◆ **Exercise**
Determine which lines contain the word "value", then copy those lines.

◆ **Stored data**
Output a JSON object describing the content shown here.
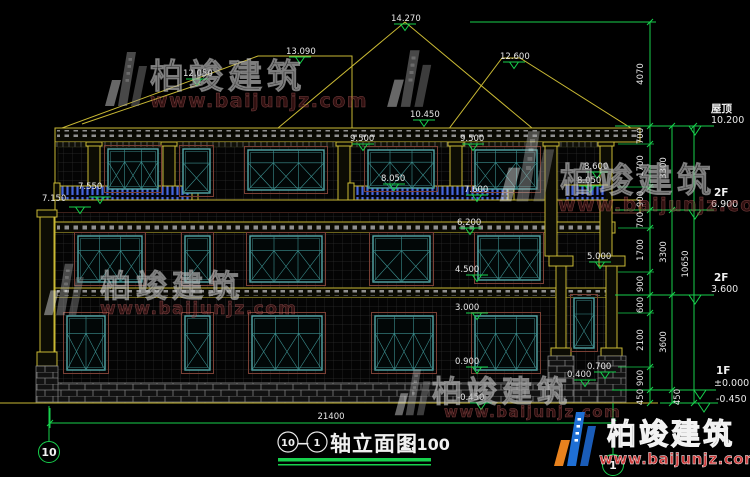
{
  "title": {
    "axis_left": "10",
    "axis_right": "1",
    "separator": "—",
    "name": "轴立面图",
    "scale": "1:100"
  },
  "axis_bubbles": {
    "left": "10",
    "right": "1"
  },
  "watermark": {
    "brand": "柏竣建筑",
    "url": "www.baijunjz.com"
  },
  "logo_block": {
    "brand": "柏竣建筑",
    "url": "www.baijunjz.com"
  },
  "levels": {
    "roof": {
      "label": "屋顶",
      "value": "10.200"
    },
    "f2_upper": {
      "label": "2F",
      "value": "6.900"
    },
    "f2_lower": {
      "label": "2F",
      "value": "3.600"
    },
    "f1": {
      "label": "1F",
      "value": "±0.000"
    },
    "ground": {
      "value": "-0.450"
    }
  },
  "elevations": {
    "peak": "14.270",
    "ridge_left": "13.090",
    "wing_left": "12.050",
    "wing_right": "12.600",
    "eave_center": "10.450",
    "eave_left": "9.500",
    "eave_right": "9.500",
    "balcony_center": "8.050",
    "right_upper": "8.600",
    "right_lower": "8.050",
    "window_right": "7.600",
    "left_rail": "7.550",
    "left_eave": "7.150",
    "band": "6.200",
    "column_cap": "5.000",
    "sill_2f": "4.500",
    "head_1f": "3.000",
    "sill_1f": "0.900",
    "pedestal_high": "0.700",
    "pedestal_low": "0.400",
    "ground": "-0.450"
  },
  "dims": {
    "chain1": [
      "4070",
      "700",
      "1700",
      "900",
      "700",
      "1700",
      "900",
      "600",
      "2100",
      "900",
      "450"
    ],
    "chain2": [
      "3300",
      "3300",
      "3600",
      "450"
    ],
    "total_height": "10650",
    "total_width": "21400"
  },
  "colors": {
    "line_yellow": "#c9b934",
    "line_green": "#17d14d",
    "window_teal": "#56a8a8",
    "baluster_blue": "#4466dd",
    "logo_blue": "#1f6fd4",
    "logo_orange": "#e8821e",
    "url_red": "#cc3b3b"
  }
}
---
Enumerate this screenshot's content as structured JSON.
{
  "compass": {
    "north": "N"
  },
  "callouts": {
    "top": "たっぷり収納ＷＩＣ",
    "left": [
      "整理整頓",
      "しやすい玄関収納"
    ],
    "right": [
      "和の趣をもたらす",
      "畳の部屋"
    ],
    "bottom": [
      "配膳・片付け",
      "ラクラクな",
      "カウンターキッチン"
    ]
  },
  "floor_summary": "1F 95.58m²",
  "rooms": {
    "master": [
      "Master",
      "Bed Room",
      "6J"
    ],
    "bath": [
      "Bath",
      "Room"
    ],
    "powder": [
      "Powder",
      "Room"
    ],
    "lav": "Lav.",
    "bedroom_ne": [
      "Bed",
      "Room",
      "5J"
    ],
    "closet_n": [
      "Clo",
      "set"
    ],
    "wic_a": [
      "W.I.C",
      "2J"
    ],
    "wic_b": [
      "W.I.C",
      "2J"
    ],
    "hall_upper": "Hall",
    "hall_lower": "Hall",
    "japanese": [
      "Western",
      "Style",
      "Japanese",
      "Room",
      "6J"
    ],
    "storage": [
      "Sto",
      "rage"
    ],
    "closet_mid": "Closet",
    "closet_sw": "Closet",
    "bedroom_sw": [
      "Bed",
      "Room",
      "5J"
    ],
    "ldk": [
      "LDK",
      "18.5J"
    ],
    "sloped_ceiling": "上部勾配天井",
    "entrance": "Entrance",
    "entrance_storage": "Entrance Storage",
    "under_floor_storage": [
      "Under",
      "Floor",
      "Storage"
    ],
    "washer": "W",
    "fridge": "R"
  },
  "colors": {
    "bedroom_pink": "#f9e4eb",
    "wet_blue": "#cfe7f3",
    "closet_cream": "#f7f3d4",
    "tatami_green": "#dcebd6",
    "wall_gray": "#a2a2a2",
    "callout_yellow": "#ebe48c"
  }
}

◆ **Task response**
      "value": "10.200"
      "value": "6.900"
      "value": "3.600"
      "value": "±0.000"
      "value": "-0.450"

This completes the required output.